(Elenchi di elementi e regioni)

----

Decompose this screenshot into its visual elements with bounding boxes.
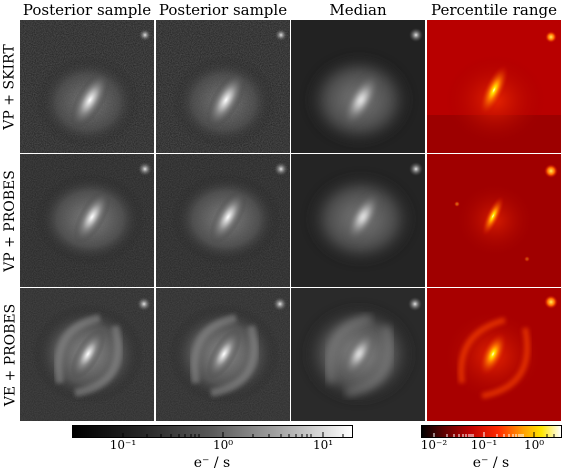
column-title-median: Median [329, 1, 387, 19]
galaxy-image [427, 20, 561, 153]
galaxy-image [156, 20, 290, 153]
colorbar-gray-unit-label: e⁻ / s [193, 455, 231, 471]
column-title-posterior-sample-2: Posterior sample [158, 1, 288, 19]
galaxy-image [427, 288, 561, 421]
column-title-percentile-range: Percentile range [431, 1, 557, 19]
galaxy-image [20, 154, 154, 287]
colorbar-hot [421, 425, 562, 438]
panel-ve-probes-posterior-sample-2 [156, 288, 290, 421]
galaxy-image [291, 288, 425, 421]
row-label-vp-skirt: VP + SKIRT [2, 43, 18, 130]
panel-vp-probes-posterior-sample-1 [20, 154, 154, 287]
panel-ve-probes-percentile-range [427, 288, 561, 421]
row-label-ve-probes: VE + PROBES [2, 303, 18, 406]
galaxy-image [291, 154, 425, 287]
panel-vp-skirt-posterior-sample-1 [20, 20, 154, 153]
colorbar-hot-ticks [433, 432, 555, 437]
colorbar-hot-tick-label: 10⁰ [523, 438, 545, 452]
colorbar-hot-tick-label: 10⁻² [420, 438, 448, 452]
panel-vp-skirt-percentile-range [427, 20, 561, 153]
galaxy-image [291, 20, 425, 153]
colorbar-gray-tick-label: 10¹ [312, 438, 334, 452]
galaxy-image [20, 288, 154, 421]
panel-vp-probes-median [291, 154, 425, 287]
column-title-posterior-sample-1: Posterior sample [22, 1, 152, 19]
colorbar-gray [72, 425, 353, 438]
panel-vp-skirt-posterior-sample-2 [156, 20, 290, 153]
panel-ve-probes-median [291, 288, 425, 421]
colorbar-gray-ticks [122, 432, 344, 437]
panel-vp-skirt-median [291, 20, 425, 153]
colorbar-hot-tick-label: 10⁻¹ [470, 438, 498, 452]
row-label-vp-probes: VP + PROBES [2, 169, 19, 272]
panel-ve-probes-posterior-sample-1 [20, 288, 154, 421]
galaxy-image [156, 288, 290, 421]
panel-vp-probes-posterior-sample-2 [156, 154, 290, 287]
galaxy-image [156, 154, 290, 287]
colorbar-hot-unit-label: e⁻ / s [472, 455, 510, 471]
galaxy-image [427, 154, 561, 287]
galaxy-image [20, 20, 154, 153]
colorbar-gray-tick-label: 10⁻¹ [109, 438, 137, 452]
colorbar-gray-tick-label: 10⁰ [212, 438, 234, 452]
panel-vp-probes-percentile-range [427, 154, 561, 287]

----

**Istruzioni operative**
Restituisci tutte le righe dei record come tabella Markdown con le colonne «Numero» e «Riga», tralasciando le righe vuote. Escludi le immagini dalla risposta.

**Risultato del compito**
| Numero | Riga |
|---|---|
| 1 | Decompose this screenshot into its visual elements with bounding boxes. |
| 2 | column-title-median: Median [329, 1, 387, 19] |
| 3 | galaxy-image [427, 20, 561, 153] |
| 4 | galaxy-image [156, 20, 290, 153] |
| 5 | colorbar-gray-unit-label: e⁻ / s [193, 455, 231, 471] |
| 6 | column-title-posterior-sample-2: Posterior sample [158, 1, 288, 19] |
| 7 | galaxy-image [427, 288, 561, 421] |
| 8 | column-title-percentile-range: Percentile range [431, 1, 557, 19] |
| 9 | galaxy-image [20, 154, 154, 287] |
| 10 | colorbar-hot [421, 425, 562, 438] |
| 11 | panel-ve-probes-posterior-sample-2 [156, 288, 290, 421] |
| 12 | galaxy-image [291, 288, 425, 421] |
| 13 | row-label-vp-skirt: VP + SKIRT [2, 43, 18, 130] |
| 14 | panel-vp-probes-posterior-sample-1 [20, 154, 154, 287] |
| 15 | panel-ve-probes-percentile-range [427, 288, 561, 421] |
| 16 | row-label-ve-probes: VE + PROBES [2, 303, 18, 406] |
| 17 | galaxy-image [291, 154, 425, 287] |
| 18 | panel-vp-skirt-posterior-sample-1 [20, 20, 154, 153] |
| 19 | colorbar-hot-ticks [433, 432, 555, 437] |
| 20 | colorbar-hot-tick-label: 10⁰ [523, 438, 545, 452] |
| 21 | colorbar-hot-tick-label: 10⁻² [420, 438, 448, 452] |
| 22 | panel-vp-skirt-percentile-range [427, 20, 561, 153] |
| 23 | galaxy-image [291, 20, 425, 153] |
| 24 | colorbar-gray-tick-label: 10¹ [312, 438, 334, 452] |
| 25 | galaxy-image [20, 288, 154, 421] |
| 26 | panel-vp-probes-median [291, 154, 425, 287] |
| 27 | column-title-posterior-sample-1: Posterior sample [22, 1, 152, 19] |
| 28 | colorbar-gray [72, 425, 353, 438] |
| 29 | panel-vp-skirt-posterior-sample-2 [156, 20, 290, 153] |
| 30 | panel-ve-probes-median [291, 288, 425, 421] |
| 31 | colorbar-gray-ticks [122, 432, 344, 437] |
| 32 | panel-vp-skirt-median [291, 20, 425, 153] |
| 33 | colorbar-hot-tick-label: 10⁻¹ [470, 438, 498, 452] |
| 34 | row-label-vp-probes: VP + PROBES [2, 169, 19, 272] |
| 35 | panel-ve-probes-posterior-sample-1 [20, 288, 154, 421] |
| 36 | galaxy-image [156, 288, 290, 421] |
| 37 | panel-vp-probes-posterior-sample-2 [156, 154, 290, 287] |
| 38 | galaxy-image [156, 154, 290, 287] |
| 39 | colorbar-hot-unit-label: e⁻ / s [472, 455, 510, 471] |
| 40 | galaxy-image [427, 154, 561, 287] |
| 41 | galaxy-image [20, 20, 154, 153] |
| 42 | colorbar-gray-tick-label: 10⁻¹ [109, 438, 137, 452] |
| 43 | colorbar-gray-tick-label: 10⁰ [212, 438, 234, 452] |
| 44 | panel-vp-probes-percentile-range [427, 154, 561, 287] |